Reading text —
***

Tangible hope – new top-notch hospital for cancer kids
It was supposed to be a happy ending. Six years ago, Dima Rogachev was successfully recovering from leukemia. He was already strong enough to give then-President Vladimir Putin a tour around his overcrowded cancer ward and insightful enough to ask when the country would build a new, more spacious hospital.
Out of 5,000 Russian kids who are diagnosed with cancer every year, fewer than half manage to get specialized medical help. Dima, who was born in the small town of Kaluga in central Russia, was sent to Moscow for treatment. He is one of the very few.
Elena has not left the ward of her sick daughter for six months for fear of contracting an infection. Her little girl was diagnosed with a rare form of leukemia last year, but so far has not responded well to treatment. Little Varya has already suffered a number of infections, despite being dosed up with antibiotics.
And her primary diagnosis is still unclear.
“Doctors have voiced many theories of what’s wrong with her, but nobody can come up with a diagnosis. My only hope is going to Moscow. They have better laboratories there. Their doctors are more experienced…What baffles doctors here in Kaluga may turn out to be a routine diagnosis for Moscow doctors,” says Elena Vlasova, mother of the sick child.
Elena hopes his daughter will be sent to Moscow, to a new top-notch child cancer hospital that will be able to accommodate up to 500 children at a time. The facility has its own air-purification system, which will maintain hygiene without committing parents to months-on-end hospital confinement and without subjecting children to loads of antiviral drugs.
It looks like something from the future, but it is ready to accept patients right now.
“We won’t be able to cure everybody,” explains Alexey Maschan, deputy head of the Federal Center for Children’s Hematology, Oncology and Immunology.
“About 30 per cent of children who are diagnosed with cancer nowadays can’t be cured because we don’t yet fully understand the cancer mechanisms or the drugs have not yet been invented. Yet we’ll still be able to help thousands of children who, until recently, had only two options – search for a treatment abroad or die at home.”
Two years after asking the president for the new center, Dima died of a lung hemorrhage. But his legacy will be a hospital named after him.
It is the only hospital of its kind in Russia and possibly all of Europe, because every little thing here is designed with childhood cancer in mind. It has the best equipment in the world for treating tumors, and employs some of the brightest doctors and scientists.
For all its uniqueness, most parents would give everything for their kids never to go near this hospital. Others would do everything in their power for their children to be here.

***

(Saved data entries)
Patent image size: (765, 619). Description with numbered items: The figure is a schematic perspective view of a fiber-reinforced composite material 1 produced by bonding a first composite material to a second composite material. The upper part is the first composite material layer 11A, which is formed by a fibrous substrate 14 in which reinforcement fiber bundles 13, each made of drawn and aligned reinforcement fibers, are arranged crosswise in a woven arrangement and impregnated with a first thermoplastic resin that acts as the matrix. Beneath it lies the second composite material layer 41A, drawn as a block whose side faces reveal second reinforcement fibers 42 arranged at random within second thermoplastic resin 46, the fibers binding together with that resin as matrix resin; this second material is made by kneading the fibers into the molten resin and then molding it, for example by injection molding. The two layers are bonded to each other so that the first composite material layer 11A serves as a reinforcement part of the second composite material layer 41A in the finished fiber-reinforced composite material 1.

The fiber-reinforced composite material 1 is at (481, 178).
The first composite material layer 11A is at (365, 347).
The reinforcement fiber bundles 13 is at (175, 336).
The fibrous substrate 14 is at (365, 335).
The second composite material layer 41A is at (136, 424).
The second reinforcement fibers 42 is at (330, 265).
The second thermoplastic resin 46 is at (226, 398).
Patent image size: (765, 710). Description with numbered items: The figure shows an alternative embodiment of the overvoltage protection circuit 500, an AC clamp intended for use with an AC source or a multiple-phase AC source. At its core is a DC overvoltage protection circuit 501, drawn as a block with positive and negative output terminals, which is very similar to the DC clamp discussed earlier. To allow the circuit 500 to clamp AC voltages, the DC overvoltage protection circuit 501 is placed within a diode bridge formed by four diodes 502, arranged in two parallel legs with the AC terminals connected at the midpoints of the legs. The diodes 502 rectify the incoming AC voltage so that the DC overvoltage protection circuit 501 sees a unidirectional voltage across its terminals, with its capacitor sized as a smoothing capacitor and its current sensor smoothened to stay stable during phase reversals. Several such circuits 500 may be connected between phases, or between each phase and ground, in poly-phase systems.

***

Do the following statements agree with the article about the new children's cancer hospital? Answer yes or no for each, and quote the words from the article that decide it.
(a) Fewer than half of the Russian children diagnosed with cancer each year get specialized medical help.
(b) The new hospital can hold up to 1,000 children at a time.
(c) Dima Rogachev died of leukemia.
These entries were taken from a different source than the article.

Completed task —
(a) Yes: "Out of 5,000 Russian kids who are diagnosed with cancer every year, fewer than half manage to get specialized medical help."
(b) No: "will be able to accommodate up to 500 children at a time"
(c) No: "Dima died of a lung hemorrhage."